**Quoted passage:**
______

Yesterday, 16 people died in a hot air balloon accident. I am writing this without having investigated the victims, or even knowing their names, but I am willing to bet all seventeen of these dollars in my pocket that they were not “urban” or “underprivileged.” Without having access to any of their ethnicities, I’ll put up this ten-dollar bill, a five and two ones against whatever is in your pocket, that none of the victims were wearing a pair of Jordans or regularly ate adequately seasoned food. Do you wanna know how I know?

Because going up in a hot air balloon with 15 of your closest friends is White People Shit.

*editors note: When referring to “white people” this writer does not literally mean all white people. He vehemently resisted this note, because he said that humor is built on generalization of truths and intelligent people know that nothing in the universe is 100%, but judging from the comments and emails from the aggrieved subset of our caucasian readers, we felt it necessary.

I did not invent the phrase, but during a time when Donald Trump and people who have an affinity for the number fourteen (Because of the “14 most important words”: We must secure the existence of our people and a future for white children) have eschewed political correctness, don’t act like you don’t know what I’m talking about. You know what “White People Shit” is.

______

**Collected data:**
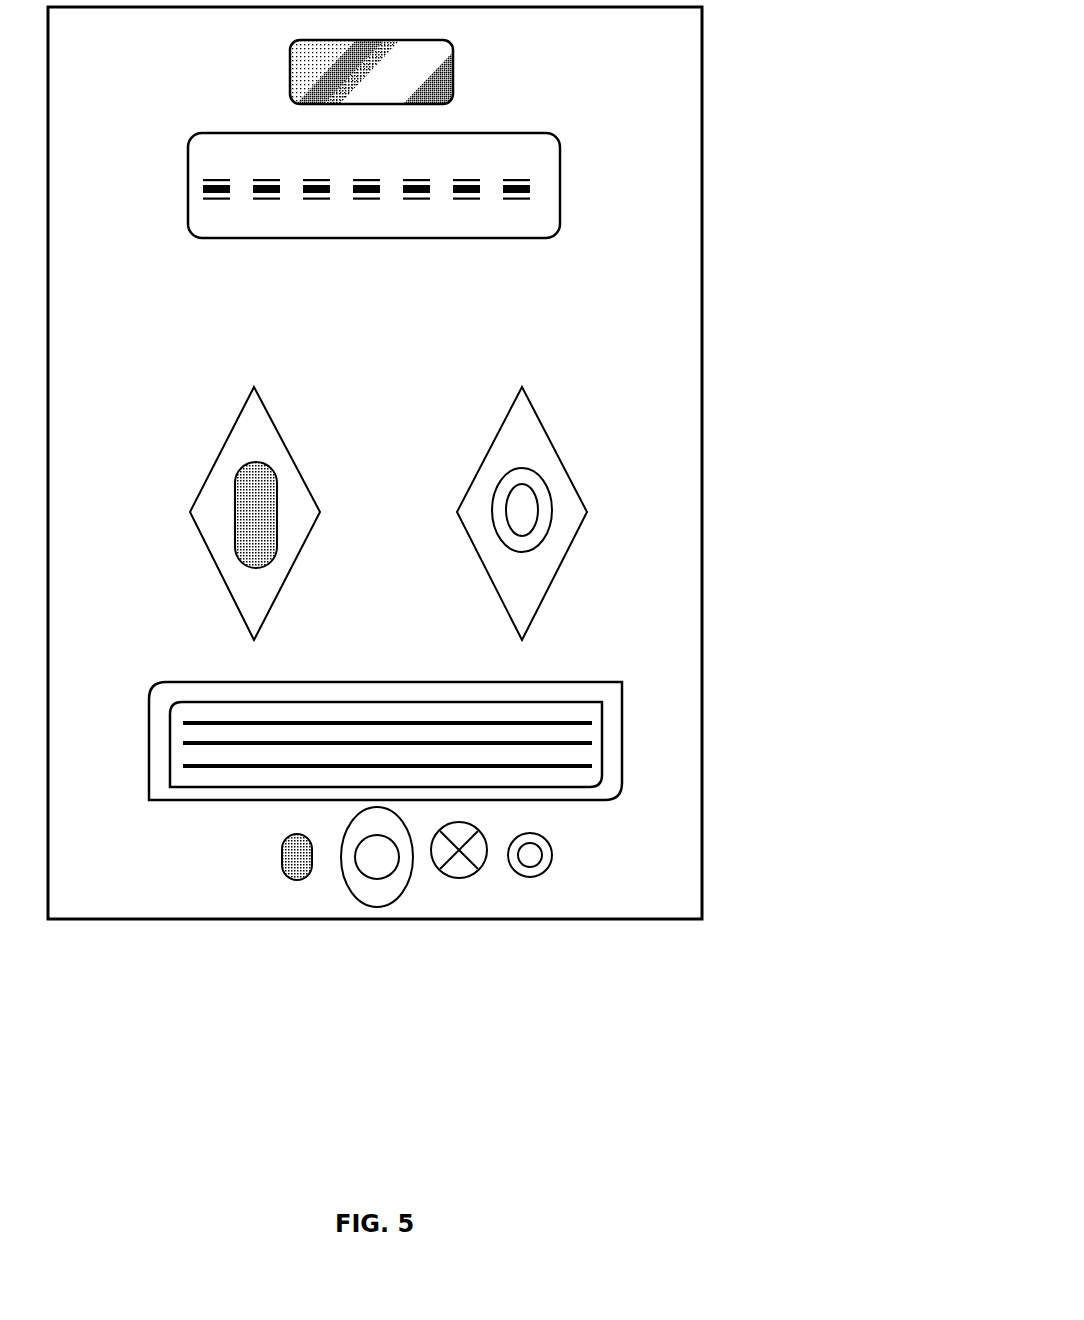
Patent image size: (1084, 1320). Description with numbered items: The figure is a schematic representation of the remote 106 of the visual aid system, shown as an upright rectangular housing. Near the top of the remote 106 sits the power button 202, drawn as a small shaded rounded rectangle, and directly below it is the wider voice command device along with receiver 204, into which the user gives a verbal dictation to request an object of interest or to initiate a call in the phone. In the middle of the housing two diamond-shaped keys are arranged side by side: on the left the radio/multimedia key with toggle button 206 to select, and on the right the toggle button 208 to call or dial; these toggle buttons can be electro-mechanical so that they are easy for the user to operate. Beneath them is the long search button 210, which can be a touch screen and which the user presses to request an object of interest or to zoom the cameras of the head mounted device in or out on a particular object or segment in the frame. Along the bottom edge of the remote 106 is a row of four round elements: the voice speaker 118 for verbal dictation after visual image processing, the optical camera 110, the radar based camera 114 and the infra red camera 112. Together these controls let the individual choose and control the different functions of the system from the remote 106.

The remote 106 is at (765, 78).
The power button 202 is at (455, 67).
The voice command device along with receiver 204 is at (558, 167).
The radio/multimedia key with toggle button 206 is at (275, 427).
The toggle button 208 is at (537, 413).
The search button 210 is at (622, 752).
The voice speaker 118 is at (297, 881).
The optical camera 110 is at (377, 907).
The radar based camera 114 is at (459, 880).
The infra red camera 112 is at (544, 880).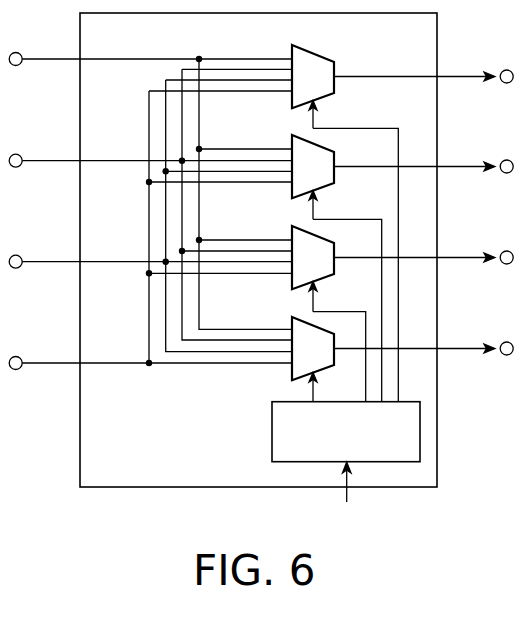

______

**Written problem:** Can you write the next part of the opinion piece about the hot air balloon accident, picking up right after its final sentence? The listing isn't needed for anything here.

**Task response:**
Perhaps it exists because of a cultural difference that evolved through historical context. Every human being needs an element of danger to facilitate the feeling of being alive. Since the days of cave men, we have always needed intermittent doses of adrenaline, but there are no more saber-toothed tigers leaping out of jungle shrubbery. We no longer have to hunt bison to eat, thus, White people no longer get to feel the heart-racing thrill of danger and excitement on a regular basis.

People of color don’t have to worry about this problem. We get our doses of adrenaline in other ways. You don’t need to bungee jump in order to feel that telltalle pap-pap in your chest when you have to worry about fugitive slave hunters. Black people don’t spend time learning how to base jump off skyscrapers in flying squirrel suits partly because flashing blue lights make our hearts race at the same speed, wondering if this is the time we will be shot in the face. Or  back. That’s why you don’t read about Black guys having to saw their arms off with a rusty can opener after getting stuck while rock climbing–we have Black people problems.

But White people love unnecessary risk. We are lucky enough to live in a time with helicopters, airplanes, drones and–I assume–jetpacks are coming soon… Wait a minute. Can y’all do me a favor? I am about to go off on a brief rant about jet packs. If you are only interested in dissecting White People Shit, feel free to skip the next two paragraphs.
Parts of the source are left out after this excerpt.